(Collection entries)
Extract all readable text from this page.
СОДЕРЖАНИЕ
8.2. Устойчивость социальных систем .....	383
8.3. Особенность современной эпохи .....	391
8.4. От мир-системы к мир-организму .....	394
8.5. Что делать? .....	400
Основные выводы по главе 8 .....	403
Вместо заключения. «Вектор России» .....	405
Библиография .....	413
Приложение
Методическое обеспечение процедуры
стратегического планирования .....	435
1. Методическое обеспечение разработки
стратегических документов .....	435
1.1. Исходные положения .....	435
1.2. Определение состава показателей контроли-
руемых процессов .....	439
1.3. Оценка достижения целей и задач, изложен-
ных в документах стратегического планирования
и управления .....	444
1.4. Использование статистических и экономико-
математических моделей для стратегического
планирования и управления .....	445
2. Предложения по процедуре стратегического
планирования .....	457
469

■ **What is asked**
Extract each entry in full and write it down exactly.

■ **Answer to the problem**
Extract all readable text from this page.
СОДЕРЖАНИЕ
8.2. Устойчивость социальных систем .....	383
8.3. Особенность современной эпохи .....	391
8.4. От мир-системы к мир-организму .....	394
8.5. Что делать? .....	400
Основные выводы по главе 8 .....	403
Вместо заключения. «Вектор России» .....	405
Библиография .....	413
Приложение
Методическое обеспечение процедуры
стратегического планирования .....	435
1. Методическое обеспечение разработки
стратегических документов .....	435
1.1. Исходные положения .....	435
1.2. Определение состава показателей контроли-
руемых процессов .....	439
1.3. Оценка достижения целей и задач, изложен-
ных в документах стратегического планирования
и управления .....	444
1.4. Использование статистических и экономико-
математических моделей для стратегического
планирования и управления .....	445
2. Предложения по процедуре стратегического
планирования .....	457
469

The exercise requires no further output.